Exercise directions →
Please reproduce every record, keeping each one exactly as written.

** start of Extracted records **

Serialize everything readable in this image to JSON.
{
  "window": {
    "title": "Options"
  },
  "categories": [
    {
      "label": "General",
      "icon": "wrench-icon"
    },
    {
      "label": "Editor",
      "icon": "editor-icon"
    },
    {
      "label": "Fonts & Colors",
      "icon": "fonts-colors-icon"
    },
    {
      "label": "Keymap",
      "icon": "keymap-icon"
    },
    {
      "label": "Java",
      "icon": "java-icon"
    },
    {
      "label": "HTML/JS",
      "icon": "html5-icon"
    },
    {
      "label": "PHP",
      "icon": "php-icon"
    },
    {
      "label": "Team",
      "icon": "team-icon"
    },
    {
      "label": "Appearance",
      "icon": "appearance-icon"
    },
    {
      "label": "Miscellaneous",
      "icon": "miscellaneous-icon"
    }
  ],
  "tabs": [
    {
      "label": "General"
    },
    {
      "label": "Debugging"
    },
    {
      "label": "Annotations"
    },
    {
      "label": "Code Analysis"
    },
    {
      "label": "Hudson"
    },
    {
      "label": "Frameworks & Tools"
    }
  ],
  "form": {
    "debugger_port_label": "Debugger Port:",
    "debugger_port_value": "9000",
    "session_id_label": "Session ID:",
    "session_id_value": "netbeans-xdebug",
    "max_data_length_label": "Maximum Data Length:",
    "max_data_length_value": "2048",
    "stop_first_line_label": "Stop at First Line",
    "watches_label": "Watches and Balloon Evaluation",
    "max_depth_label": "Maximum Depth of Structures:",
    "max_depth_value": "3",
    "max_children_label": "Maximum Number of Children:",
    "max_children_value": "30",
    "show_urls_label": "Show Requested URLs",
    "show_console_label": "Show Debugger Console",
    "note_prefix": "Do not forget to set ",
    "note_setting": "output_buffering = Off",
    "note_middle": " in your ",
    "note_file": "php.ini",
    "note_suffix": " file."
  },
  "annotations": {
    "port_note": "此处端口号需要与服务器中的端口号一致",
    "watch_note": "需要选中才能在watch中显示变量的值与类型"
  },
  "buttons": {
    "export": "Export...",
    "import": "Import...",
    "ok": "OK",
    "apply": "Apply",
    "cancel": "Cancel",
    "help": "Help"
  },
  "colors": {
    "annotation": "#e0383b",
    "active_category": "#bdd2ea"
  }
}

** end of Extracted records **

The solution →
Serialize everything readable in this image to JSON.
{
  "window": {
    "title": "Options"
  },
  "categories": [
    {
      "label": "General",
      "icon": "wrench-icon"
    },
    {
      "label": "Editor",
      "icon": "editor-icon"
    },
    {
      "label": "Fonts & Colors",
      "icon": "fonts-colors-icon"
    },
    {
      "label": "Keymap",
      "icon": "keymap-icon"
    },
    {
      "label": "Java",
      "icon": "java-icon"
    },
    {
      "label": "HTML/JS",
      "icon": "html5-icon"
    },
    {
      "label": "PHP",
      "icon": "php-icon"
    },
    {
      "label": "Team",
      "icon": "team-icon"
    },
    {
      "label": "Appearance",
      "icon": "appearance-icon"
    },
    {
      "label": "Miscellaneous",
      "icon": "miscellaneous-icon"
    }
  ],
  "tabs": [
    {
      "label": "General"
    },
    {
      "label": "Debugging"
    },
    {
      "label": "Annotations"
    },
    {
      "label": "Code Analysis"
    },
    {
      "label": "Hudson"
    },
    {
      "label": "Frameworks & Tools"
    }
  ],
  "form": {
    "debugger_port_label": "Debugger Port:",
    "debugger_port_value": "9000",
    "session_id_label": "Session ID:",
    "session_id_value": "netbeans-xdebug",
    "max_data_length_label": "Maximum Data Length:",
    "max_data_length_value": "2048",
    "stop_first_line_label": "Stop at First Line",
    "watches_label": "Watches and Balloon Evaluation",
    "max_depth_label": "Maximum Depth of Structures:",
    "max_depth_value": "3",
    "max_children_label": "Maximum Number of Children:",
    "max_children_value": "30",
    "show_urls_label": "Show Requested URLs",
    "show_console_label": "Show Debugger Console",
    "note_prefix": "Do not forget to set ",
    "note_setting": "output_buffering = Off",
    "note_middle": " in your ",
    "note_file": "php.ini",
    "note_suffix": " file."
  },
  "annotations": {
    "port_note": "此处端口号需要与服务器中的端口号一致",
    "watch_note": "需要选中才能在watch中显示变量的值与类型"
  },
  "buttons": {
    "export": "Export...",
    "import": "Import...",
    "ok": "OK",
    "apply": "Apply",
    "cancel": "Cancel",
    "help": "Help"
  },
  "colors": {
    "annotation": "#e0383b",
    "active_category": "#bdd2ea"
  }
}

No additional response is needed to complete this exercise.